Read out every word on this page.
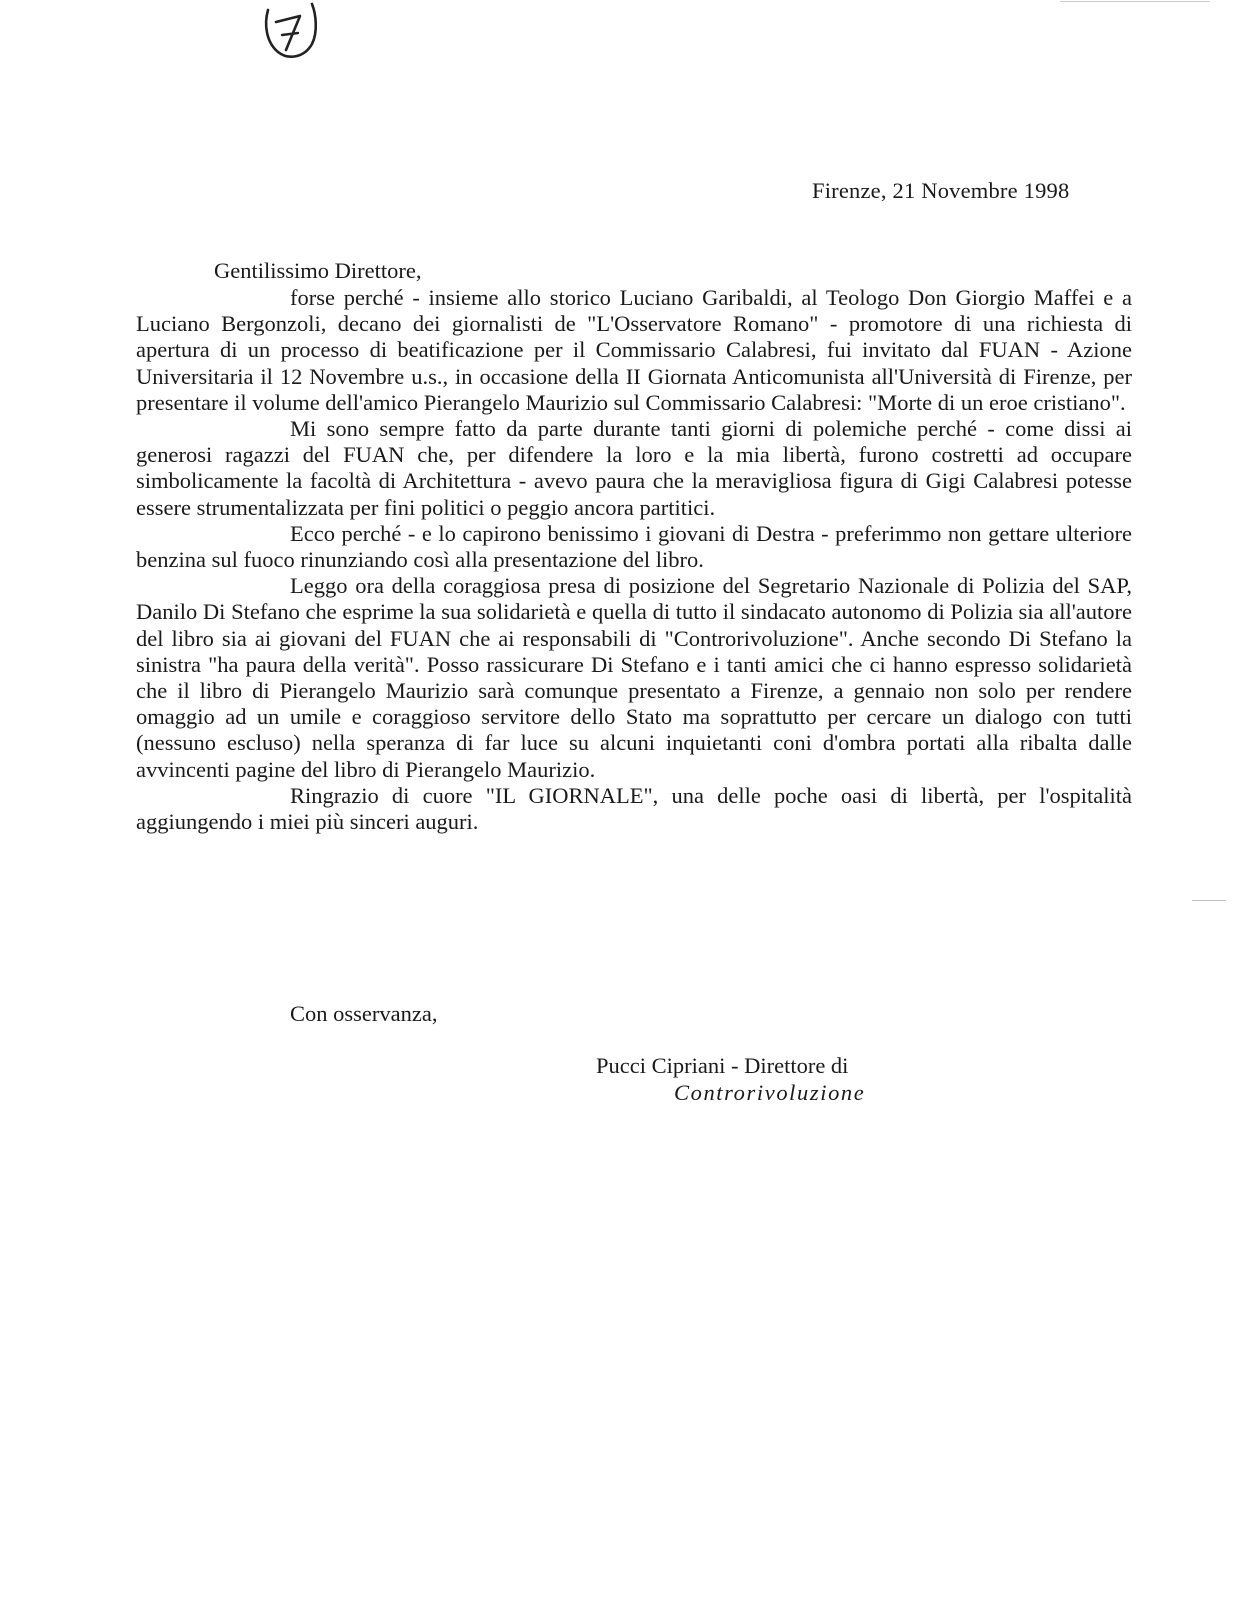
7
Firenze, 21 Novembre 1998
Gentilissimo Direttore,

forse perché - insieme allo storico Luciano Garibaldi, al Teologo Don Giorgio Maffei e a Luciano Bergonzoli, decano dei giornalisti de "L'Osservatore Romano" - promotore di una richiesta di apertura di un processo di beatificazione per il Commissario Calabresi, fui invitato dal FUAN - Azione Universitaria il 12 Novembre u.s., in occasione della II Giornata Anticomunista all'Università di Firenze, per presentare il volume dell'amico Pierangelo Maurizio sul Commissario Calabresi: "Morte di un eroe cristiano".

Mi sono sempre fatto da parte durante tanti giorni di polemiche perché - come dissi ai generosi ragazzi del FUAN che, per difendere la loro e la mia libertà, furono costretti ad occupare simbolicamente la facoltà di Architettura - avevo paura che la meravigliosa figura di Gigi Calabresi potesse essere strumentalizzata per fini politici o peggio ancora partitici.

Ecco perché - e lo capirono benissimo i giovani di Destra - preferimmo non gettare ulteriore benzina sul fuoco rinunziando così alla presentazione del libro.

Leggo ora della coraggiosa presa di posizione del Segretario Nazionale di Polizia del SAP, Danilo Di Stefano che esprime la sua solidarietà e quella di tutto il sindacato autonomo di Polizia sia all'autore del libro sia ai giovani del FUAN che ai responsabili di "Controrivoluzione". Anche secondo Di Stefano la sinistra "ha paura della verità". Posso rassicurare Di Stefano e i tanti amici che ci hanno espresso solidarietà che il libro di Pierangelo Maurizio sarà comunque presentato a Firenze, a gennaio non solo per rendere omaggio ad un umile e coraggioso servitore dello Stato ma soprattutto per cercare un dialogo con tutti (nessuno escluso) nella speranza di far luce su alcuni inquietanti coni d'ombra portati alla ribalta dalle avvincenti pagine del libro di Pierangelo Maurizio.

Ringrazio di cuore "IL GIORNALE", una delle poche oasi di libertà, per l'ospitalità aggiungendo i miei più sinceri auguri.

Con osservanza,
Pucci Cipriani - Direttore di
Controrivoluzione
...
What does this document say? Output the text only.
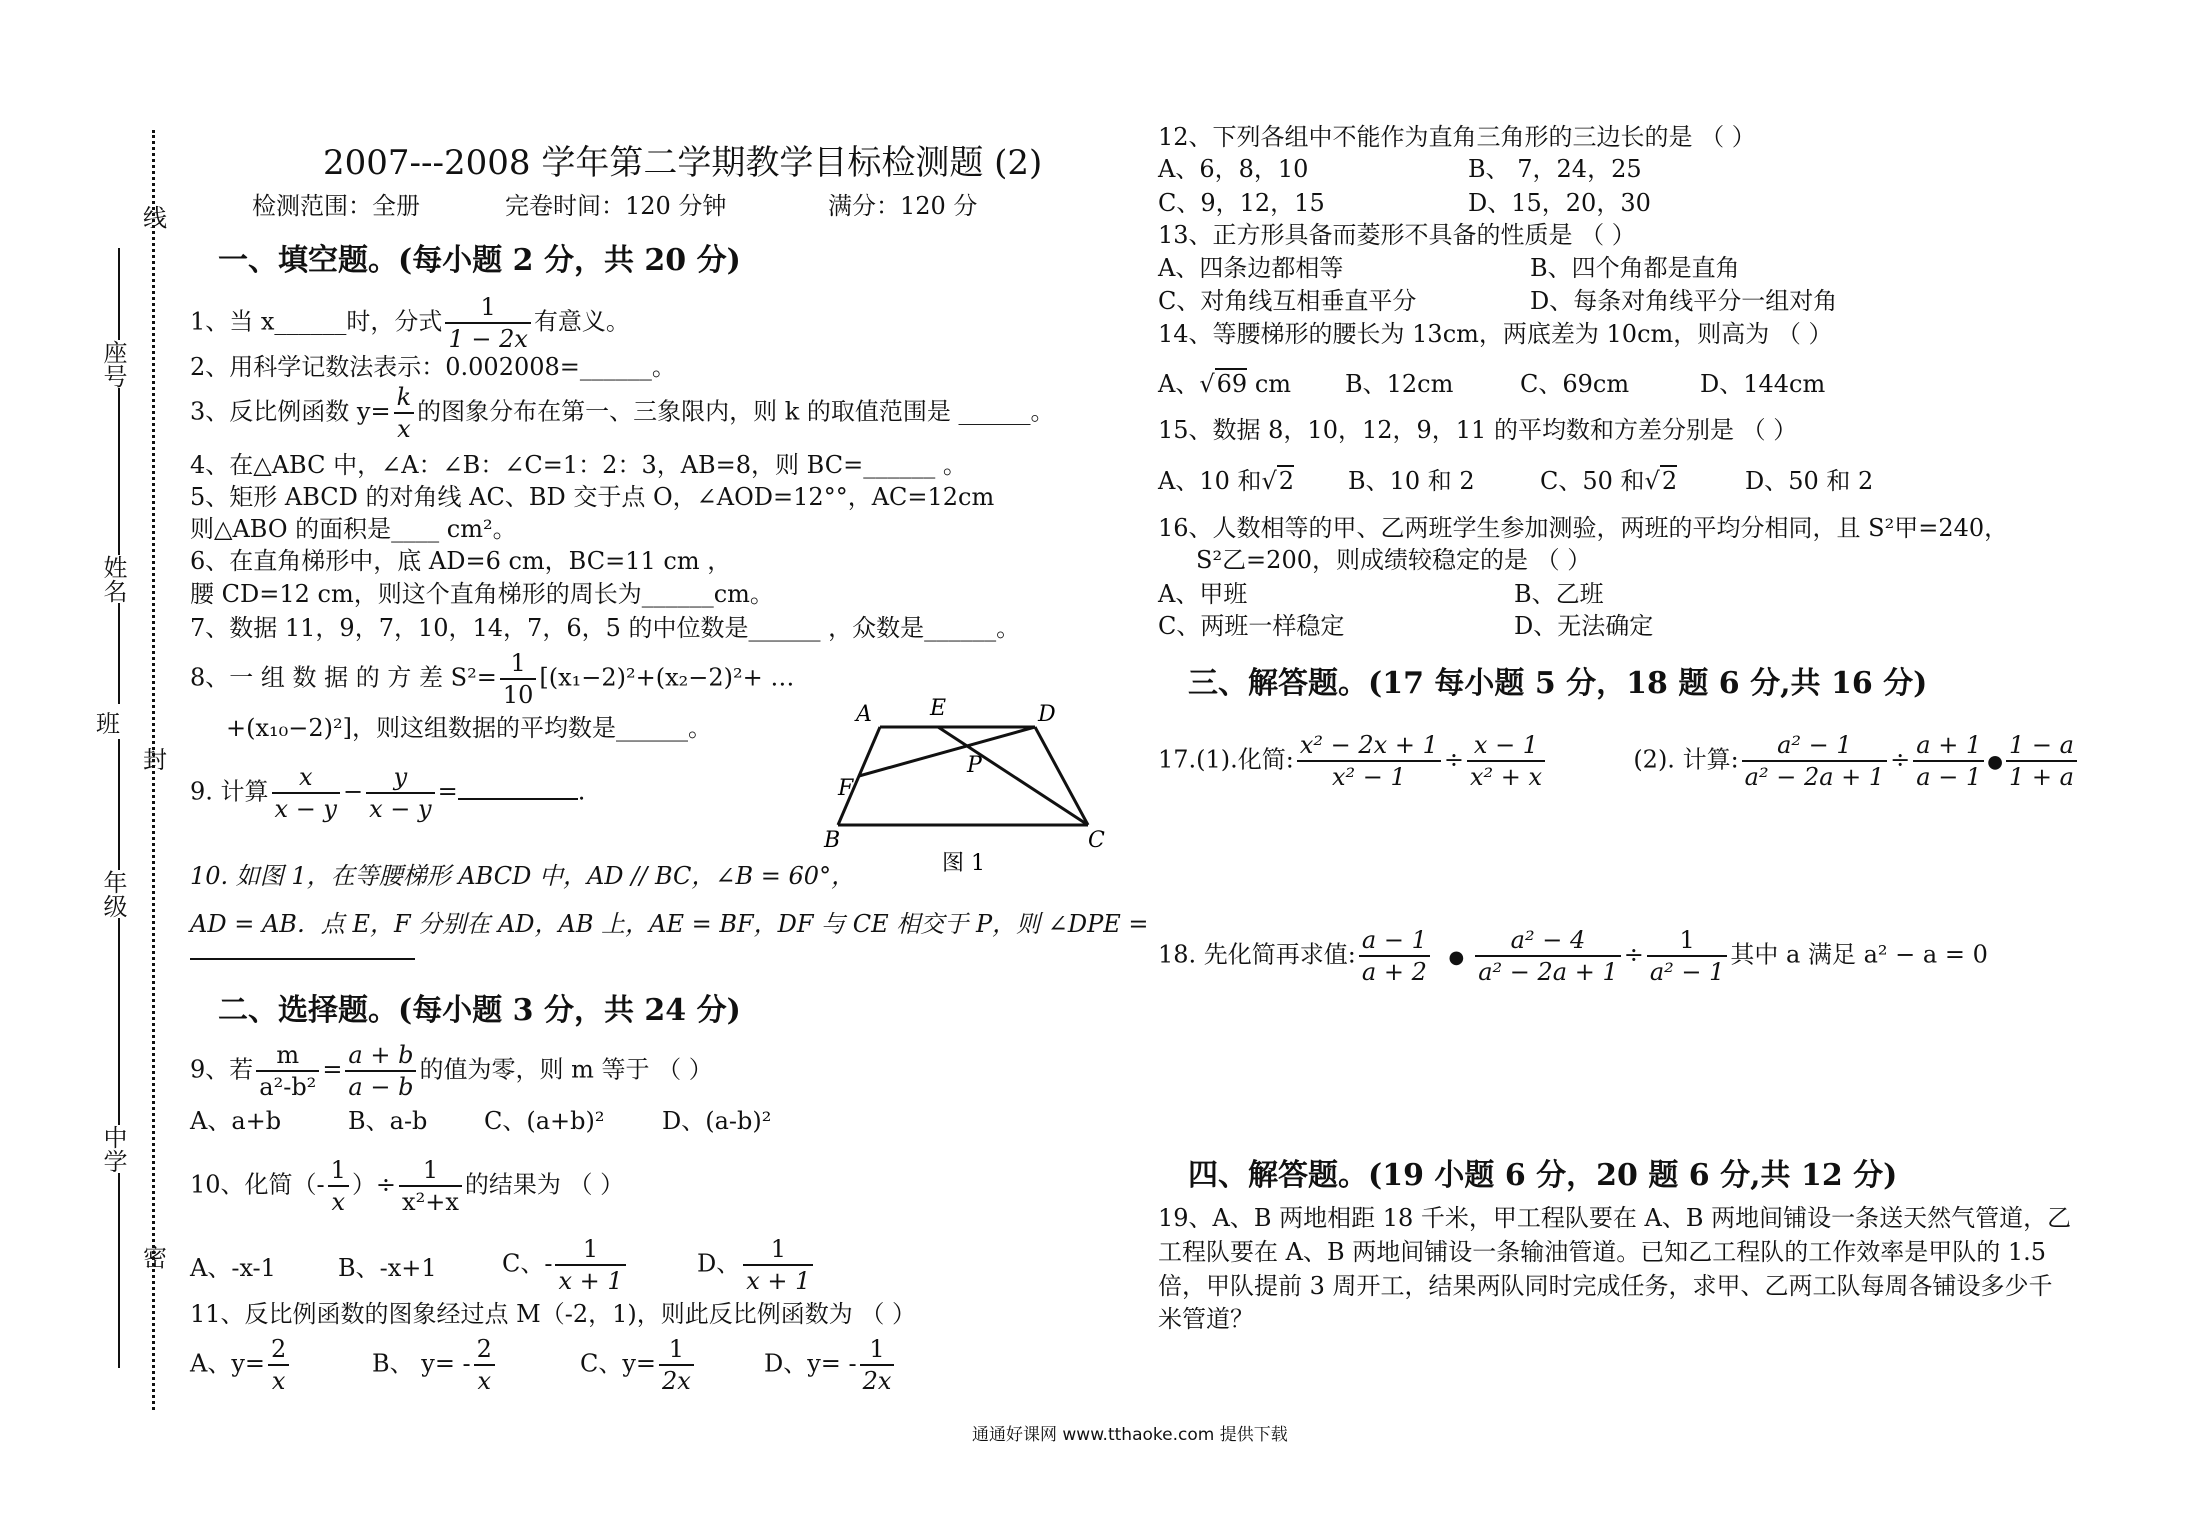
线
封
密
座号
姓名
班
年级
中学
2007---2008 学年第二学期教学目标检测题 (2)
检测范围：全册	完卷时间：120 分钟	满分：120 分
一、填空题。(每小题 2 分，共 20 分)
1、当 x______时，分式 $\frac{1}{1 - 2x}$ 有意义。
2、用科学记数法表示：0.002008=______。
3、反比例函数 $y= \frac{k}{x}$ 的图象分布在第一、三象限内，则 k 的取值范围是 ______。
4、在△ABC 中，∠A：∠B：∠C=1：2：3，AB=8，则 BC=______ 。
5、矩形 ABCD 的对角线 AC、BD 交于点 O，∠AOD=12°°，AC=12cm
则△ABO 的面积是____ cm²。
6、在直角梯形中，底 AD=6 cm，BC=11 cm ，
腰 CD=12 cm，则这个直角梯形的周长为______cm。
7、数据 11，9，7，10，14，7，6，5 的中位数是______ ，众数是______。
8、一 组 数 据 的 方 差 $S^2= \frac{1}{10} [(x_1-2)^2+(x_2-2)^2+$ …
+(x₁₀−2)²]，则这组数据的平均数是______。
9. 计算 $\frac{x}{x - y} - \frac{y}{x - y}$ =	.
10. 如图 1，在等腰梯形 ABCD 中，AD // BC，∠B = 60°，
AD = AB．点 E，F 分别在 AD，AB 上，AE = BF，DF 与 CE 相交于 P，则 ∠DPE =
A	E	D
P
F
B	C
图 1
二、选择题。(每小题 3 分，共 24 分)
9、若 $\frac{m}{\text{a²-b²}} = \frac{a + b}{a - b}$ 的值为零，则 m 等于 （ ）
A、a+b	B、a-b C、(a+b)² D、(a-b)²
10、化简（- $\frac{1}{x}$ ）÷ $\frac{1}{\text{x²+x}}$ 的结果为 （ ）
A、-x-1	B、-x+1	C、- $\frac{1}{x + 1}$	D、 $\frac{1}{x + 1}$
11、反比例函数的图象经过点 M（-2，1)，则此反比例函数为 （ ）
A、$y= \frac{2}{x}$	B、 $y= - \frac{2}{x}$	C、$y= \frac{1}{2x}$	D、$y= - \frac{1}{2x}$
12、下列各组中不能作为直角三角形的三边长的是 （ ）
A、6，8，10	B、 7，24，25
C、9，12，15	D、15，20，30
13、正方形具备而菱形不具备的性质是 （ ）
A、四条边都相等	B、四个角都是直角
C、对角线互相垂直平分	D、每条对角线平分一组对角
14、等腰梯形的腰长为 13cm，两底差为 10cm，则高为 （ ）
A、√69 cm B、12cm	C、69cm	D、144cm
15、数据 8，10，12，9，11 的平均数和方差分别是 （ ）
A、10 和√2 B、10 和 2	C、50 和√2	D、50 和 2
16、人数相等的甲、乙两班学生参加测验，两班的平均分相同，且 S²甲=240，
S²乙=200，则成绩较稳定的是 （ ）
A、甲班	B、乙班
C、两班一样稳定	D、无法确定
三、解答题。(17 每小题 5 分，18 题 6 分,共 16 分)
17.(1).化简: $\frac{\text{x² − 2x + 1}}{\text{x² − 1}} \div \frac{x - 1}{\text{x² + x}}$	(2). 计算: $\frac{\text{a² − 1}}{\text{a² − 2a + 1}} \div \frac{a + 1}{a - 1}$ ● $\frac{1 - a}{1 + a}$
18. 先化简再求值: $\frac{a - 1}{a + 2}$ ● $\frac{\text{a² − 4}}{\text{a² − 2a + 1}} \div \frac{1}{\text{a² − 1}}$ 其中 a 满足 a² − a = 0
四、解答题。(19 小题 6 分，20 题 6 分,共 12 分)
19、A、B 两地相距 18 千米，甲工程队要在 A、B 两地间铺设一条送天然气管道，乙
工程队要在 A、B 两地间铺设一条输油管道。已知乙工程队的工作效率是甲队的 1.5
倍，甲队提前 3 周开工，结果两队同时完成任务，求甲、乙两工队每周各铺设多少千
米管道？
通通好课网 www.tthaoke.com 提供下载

_Description of the task_
For each line of the listing that holds the word "this", show that line.

_Reply to the exercise_
Read out every word on this page.
What does this document say? Output the text only.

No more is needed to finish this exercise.